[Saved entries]
┌────────
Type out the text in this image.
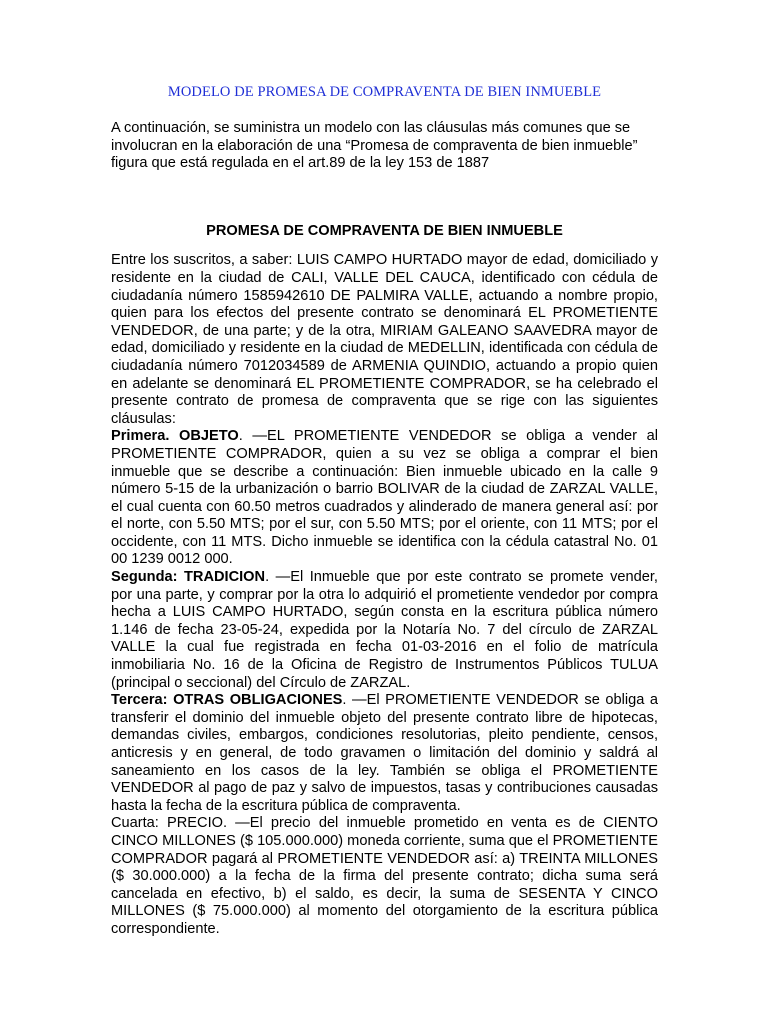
MODELO DE PROMESA DE COMPRAVENTA DE BIEN INMUEBLE

A continuación, se suministra un modelo con las cláusulas más comunes que se involucran en la elaboración de una “Promesa de compraventa de bien inmueble” figura que está regulada en el art.89 de la ley 153 de 1887

PROMESA DE COMPRAVENTA DE BIEN INMUEBLE

Entre los suscritos, a saber: LUIS CAMPO HURTADO mayor de edad, domiciliado y residente en la ciudad de CALI, VALLE DEL CAUCA, identificado con cédula de ciudadanía número 1585942610 DE PALMIRA VALLE, actuando a nombre propio, quien para los efectos del presente contrato se denominará EL PROMETIENTE VENDEDOR, de una parte; y de la otra, MIRIAM GALEANO SAAVEDRA mayor de edad, domiciliado y residente en la ciudad de MEDELLIN, identificada con cédula de ciudadanía número 7012034589 de ARMENIA QUINDIO, actuando a propio quien en adelante se denominará EL PROMETIENTE COMPRADOR, se ha celebrado el presente contrato de promesa de compraventa que se rige con las siguientes cláusulas:

Primera. OBJETO. —EL PROMETIENTE VENDEDOR se obliga a vender al PROMETIENTE COMPRADOR, quien a su vez se obliga a comprar el bien inmueble que se describe a continuación: Bien inmueble ubicado en la calle 9 número 5-15 de la urbanización o barrio BOLIVAR de la ciudad de ZARZAL VALLE, el cual cuenta con 60.50 metros cuadrados y alinderado de manera general así: por el norte, con 5.50 MTS; por el sur, con 5.50 MTS; por el oriente, con 11 MTS; por el occidente, con 11 MTS. Dicho inmueble se identifica con la cédula catastral No. 01 00 1239 0012 000.

Segunda: TRADICION. —El Inmueble que por este contrato se promete vender, por una parte, y comprar por la otra lo adquirió el prometiente vendedor por compra hecha a LUIS CAMPO HURTADO, según consta en la escritura pública número 1.146 de fecha 23-05-24, expedida por la Notaría No. 7 del círculo de ZARZAL VALLE la cual fue registrada en fecha 01-03-2016 en el folio de matrícula inmobiliaria No. 16 de la Oficina de Registro de Instrumentos Públicos TULUA (principal o seccional) del Círculo de ZARZAL.

Tercera: OTRAS OBLIGACIONES. —El PROMETIENTE VENDEDOR se obliga a transferir el dominio del inmueble objeto del presente contrato libre de hipotecas, demandas civiles, embargos, condiciones resolutorias, pleito pendiente, censos, anticresis y en general, de todo gravamen o limitación del dominio y saldrá al saneamiento en los casos de la ley. También se obliga el PROMETIENTE VENDEDOR al pago de paz y salvo de impuestos, tasas y contribuciones causadas hasta la fecha de la escritura pública de compraventa.

Cuarta: PRECIO. —El precio del inmueble prometido en venta es de CIENTO CINCO MILLONES ($ 105.000.000) moneda corriente, suma que el PROMETIENTE COMPRADOR pagará al PROMETIENTE VENDEDOR así: a) TREINTA MILLONES ($ 30.000.000) a la fecha de la firma del presente contrato; dicha suma será cancelada en efectivo, b) el saldo, es decir, la suma de SESENTA Y CINCO MILLONES ($ 75.000.000) al momento del otorgamiento de la escritura pública correspondiente.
└────────
SHORT TASK:
Count each line above in which the string "obliga" appears, then state only the total.

WRITTEN ANSWER:
2